Find how many lines contain "mateenfatima" and state only that number.

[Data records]

+ + + +

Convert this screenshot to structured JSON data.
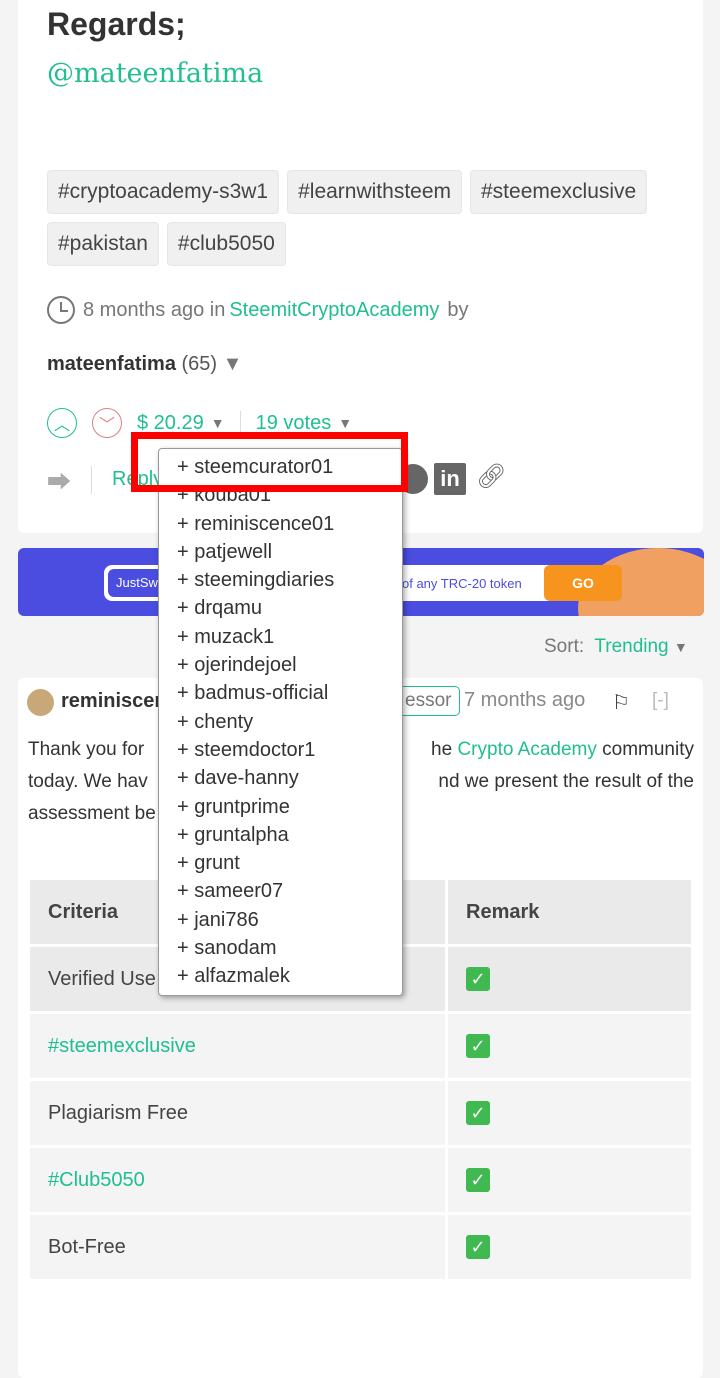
{
  "post": {
    "regards": "Regards;",
    "author_link": "@mateenfatima",
    "tags": [
      "#cryptoacademy-s3w1",
      "#learnwithsteem",
      "#steemexclusive",
      "#pakistan",
      "#club5050"
    ],
    "time": "8 months ago in",
    "community": "SteemitCryptoAcademy",
    "by": "by",
    "author": "mateenfatima",
    "reputation": "(65)",
    "payout": "$ 20.29",
    "votes": "19 votes",
    "reply": "Reply"
  },
  "voters": [
    "+ steemcurator01",
    "+ kouba01",
    "+ reminiscence01",
    "+ patjewell",
    "+ steemingdiaries",
    "+ drqamu",
    "+ muzack1",
    "+ ojerindejoel",
    "+ badmus-official",
    "+ chenty",
    "+ steemdoctor1",
    "+ dave-hanny",
    "+ gruntprime",
    "+ gruntalpha",
    "+ grunt",
    "+ sameer07",
    "+ jani786",
    "+ sanodam",
    "+ alfazmalek"
  ],
  "ad": {
    "brand": "JustSw",
    "text": "of any TRC-20 token",
    "go": "GO"
  },
  "sort": {
    "label": "Sort:",
    "value": "Trending"
  },
  "comment": {
    "author": "reminiscen",
    "badge": "essor",
    "time": "7 months ago",
    "collapse": "[-]",
    "text1": "Thank you for",
    "text_link": "Crypto Academy",
    "text2": "community",
    "text3": "today. We hav",
    "text4": "nd we present the result of the",
    "text5": "assessment be",
    "pre_link": "he",
    "table": {
      "headers": [
        "Criteria",
        "Remark"
      ],
      "rows": [
        [
          "Verified Use",
          "✓"
        ],
        [
          "#steemexclusive",
          "✓"
        ],
        [
          "Plagiarism Free",
          "✓"
        ],
        [
          "#Club5050",
          "✓"
        ],
        [
          "Bot-Free",
          "✓"
        ]
      ]
    }
  },
  "colors": {
    "accent": "#1fbf8f",
    "highlight": "#ff0000",
    "downvote": "#e08080"
  }
}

+ + + +

• _Final result_
2